◆ **AIM OF THE EXERCISE**
Give back the whole listing exactly as shown.

** start of STORED ROWS **

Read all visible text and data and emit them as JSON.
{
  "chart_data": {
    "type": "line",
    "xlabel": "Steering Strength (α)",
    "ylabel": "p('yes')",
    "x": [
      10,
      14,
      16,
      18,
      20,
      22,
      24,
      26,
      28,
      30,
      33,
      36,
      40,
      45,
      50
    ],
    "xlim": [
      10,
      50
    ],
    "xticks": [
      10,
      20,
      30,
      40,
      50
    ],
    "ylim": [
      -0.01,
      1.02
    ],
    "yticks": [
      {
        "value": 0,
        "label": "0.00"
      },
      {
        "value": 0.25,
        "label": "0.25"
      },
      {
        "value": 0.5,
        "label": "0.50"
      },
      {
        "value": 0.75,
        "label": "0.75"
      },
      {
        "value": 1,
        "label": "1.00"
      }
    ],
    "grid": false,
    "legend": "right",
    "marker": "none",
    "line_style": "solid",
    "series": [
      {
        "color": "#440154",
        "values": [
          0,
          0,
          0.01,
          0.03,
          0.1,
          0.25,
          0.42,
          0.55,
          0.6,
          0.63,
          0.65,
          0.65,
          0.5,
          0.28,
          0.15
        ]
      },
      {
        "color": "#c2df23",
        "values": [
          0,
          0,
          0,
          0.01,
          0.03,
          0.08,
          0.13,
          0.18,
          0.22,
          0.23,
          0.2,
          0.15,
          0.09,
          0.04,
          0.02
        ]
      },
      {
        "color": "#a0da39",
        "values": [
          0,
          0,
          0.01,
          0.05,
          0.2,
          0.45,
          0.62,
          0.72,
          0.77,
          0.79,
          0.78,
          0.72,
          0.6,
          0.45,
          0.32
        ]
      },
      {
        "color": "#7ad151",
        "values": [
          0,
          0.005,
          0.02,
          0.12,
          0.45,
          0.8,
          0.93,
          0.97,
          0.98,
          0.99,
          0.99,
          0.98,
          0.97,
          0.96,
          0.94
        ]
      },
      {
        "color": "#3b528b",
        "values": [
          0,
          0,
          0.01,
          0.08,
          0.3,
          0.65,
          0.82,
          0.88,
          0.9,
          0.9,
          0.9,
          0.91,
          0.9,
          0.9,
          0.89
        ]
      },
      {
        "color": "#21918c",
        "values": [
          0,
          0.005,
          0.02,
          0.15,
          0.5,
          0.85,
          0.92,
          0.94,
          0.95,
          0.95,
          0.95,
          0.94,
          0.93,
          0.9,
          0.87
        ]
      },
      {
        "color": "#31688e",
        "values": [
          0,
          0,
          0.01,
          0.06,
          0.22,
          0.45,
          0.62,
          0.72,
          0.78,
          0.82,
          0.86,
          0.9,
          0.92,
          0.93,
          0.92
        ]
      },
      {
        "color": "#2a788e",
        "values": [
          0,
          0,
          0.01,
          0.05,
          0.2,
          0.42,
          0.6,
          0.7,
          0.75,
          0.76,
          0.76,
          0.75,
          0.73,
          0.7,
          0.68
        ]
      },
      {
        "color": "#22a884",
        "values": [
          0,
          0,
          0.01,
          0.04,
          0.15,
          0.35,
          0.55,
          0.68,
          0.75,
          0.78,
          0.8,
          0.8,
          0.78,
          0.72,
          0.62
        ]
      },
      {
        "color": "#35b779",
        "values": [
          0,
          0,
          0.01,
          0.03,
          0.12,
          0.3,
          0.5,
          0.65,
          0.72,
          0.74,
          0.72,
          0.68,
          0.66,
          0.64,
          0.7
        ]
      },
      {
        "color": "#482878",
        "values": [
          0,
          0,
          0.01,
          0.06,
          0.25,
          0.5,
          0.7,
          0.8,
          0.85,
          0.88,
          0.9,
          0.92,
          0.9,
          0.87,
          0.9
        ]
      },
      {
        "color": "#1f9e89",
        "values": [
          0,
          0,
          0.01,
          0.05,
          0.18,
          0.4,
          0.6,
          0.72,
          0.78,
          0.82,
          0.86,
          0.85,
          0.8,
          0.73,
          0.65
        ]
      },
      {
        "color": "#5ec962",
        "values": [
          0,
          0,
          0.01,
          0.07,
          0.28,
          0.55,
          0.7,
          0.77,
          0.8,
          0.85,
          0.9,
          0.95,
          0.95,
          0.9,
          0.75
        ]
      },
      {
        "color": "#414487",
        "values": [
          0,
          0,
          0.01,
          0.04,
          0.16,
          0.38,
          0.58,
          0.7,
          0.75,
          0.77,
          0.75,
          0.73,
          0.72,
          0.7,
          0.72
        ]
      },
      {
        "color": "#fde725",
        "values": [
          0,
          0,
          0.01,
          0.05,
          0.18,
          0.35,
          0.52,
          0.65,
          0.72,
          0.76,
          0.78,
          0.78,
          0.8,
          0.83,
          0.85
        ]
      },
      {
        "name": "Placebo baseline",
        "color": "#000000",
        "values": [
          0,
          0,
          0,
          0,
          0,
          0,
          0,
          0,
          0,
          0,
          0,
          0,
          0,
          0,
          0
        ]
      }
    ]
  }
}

** end of STORED ROWS **

◆ **FINAL RESULT**
Read all visible text and data and emit them as JSON.
{
  "chart_data": {
    "type": "line",
    "xlabel": "Steering Strength (α)",
    "ylabel": "p('yes')",
    "x": [
      10,
      14,
      16,
      18,
      20,
      22,
      24,
      26,
      28,
      30,
      33,
      36,
      40,
      45,
      50
    ],
    "xlim": [
      10,
      50
    ],
    "xticks": [
      10,
      20,
      30,
      40,
      50
    ],
    "ylim": [
      -0.01,
      1.02
    ],
    "yticks": [
      {
        "value": 0,
        "label": "0.00"
      },
      {
        "value": 0.25,
        "label": "0.25"
      },
      {
        "value": 0.5,
        "label": "0.50"
      },
      {
        "value": 0.75,
        "label": "0.75"
      },
      {
        "value": 1,
        "label": "1.00"
      }
    ],
    "grid": false,
    "legend": "right",
    "marker": "none",
    "line_style": "solid",
    "series": [
      {
        "color": "#440154",
        "values": [
          0,
          0,
          0.01,
          0.03,
          0.1,
          0.25,
          0.42,
          0.55,
          0.6,
          0.63,
          0.65,
          0.65,
          0.5,
          0.28,
          0.15
        ]
      },
      {
        "color": "#c2df23",
        "values": [
          0,
          0,
          0,
          0.01,
          0.03,
          0.08,
          0.13,
          0.18,
          0.22,
          0.23,
          0.2,
          0.15,
          0.09,
          0.04,
          0.02
        ]
      },
      {
        "color": "#a0da39",
        "values": [
          0,
          0,
          0.01,
          0.05,
          0.2,
          0.45,
          0.62,
          0.72,
          0.77,
          0.79,
          0.78,
          0.72,
          0.6,
          0.45,
          0.32
        ]
      },
      {
        "color": "#7ad151",
        "values": [
          0,
          0.005,
          0.02,
          0.12,
          0.45,
          0.8,
          0.93,
          0.97,
          0.98,
          0.99,
          0.99,
          0.98,
          0.97,
          0.96,
          0.94
        ]
      },
      {
        "color": "#3b528b",
        "values": [
          0,
          0,
          0.01,
          0.08,
          0.3,
          0.65,
          0.82,
          0.88,
          0.9,
          0.9,
          0.9,
          0.91,
          0.9,
          0.9,
          0.89
        ]
      },
      {
        "color": "#21918c",
        "values": [
          0,
          0.005,
          0.02,
          0.15,
          0.5,
          0.85,
          0.92,
          0.94,
          0.95,
          0.95,
          0.95,
          0.94,
          0.93,
          0.9,
          0.87
        ]
      },
      {
        "color": "#31688e",
        "values": [
          0,
          0,
          0.01,
          0.06,
          0.22,
          0.45,
          0.62,
          0.72,
          0.78,
          0.82,
          0.86,
          0.9,
          0.92,
          0.93,
          0.92
        ]
      },
      {
        "color": "#2a788e",
        "values": [
          0,
          0,
          0.01,
          0.05,
          0.2,
          0.42,
          0.6,
          0.7,
          0.75,
          0.76,
          0.76,
          0.75,
          0.73,
          0.7,
          0.68
        ]
      },
      {
        "color": "#22a884",
        "values": [
          0,
          0,
          0.01,
          0.04,
          0.15,
          0.35,
          0.55,
          0.68,
          0.75,
          0.78,
          0.8,
          0.8,
          0.78,
          0.72,
          0.62
        ]
      },
      {
        "color": "#35b779",
        "values": [
          0,
          0,
          0.01,
          0.03,
          0.12,
          0.3,
          0.5,
          0.65,
          0.72,
          0.74,
          0.72,
          0.68,
          0.66,
          0.64,
          0.7
        ]
      },
      {
        "color": "#482878",
        "values": [
          0,
          0,
          0.01,
          0.06,
          0.25,
          0.5,
          0.7,
          0.8,
          0.85,
          0.88,
          0.9,
          0.92,
          0.9,
          0.87,
          0.9
        ]
      },
      {
        "color": "#1f9e89",
        "values": [
          0,
          0,
          0.01,
          0.05,
          0.18,
          0.4,
          0.6,
          0.72,
          0.78,
          0.82,
          0.86,
          0.85,
          0.8,
          0.73,
          0.65
        ]
      },
      {
        "color": "#5ec962",
        "values": [
          0,
          0,
          0.01,
          0.07,
          0.28,
          0.55,
          0.7,
          0.77,
          0.8,
          0.85,
          0.9,
          0.95,
          0.95,
          0.9,
          0.75
        ]
      },
      {
        "color": "#414487",
        "values": [
          0,
          0,
          0.01,
          0.04,
          0.16,
          0.38,
          0.58,
          0.7,
          0.75,
          0.77,
          0.75,
          0.73,
          0.72,
          0.7,
          0.72
        ]
      },
      {
        "color": "#fde725",
        "values": [
          0,
          0,
          0.01,
          0.05,
          0.18,
          0.35,
          0.52,
          0.65,
          0.72,
          0.76,
          0.78,
          0.78,
          0.8,
          0.83,
          0.85
        ]
      },
      {
        "name": "Placebo baseline",
        "color": "#000000",
        "values": [
          0,
          0,
          0,
          0,
          0,
          0,
          0,
          0,
          0,
          0,
          0,
          0,
          0,
          0,
          0
        ]
      }
    ]
  }
}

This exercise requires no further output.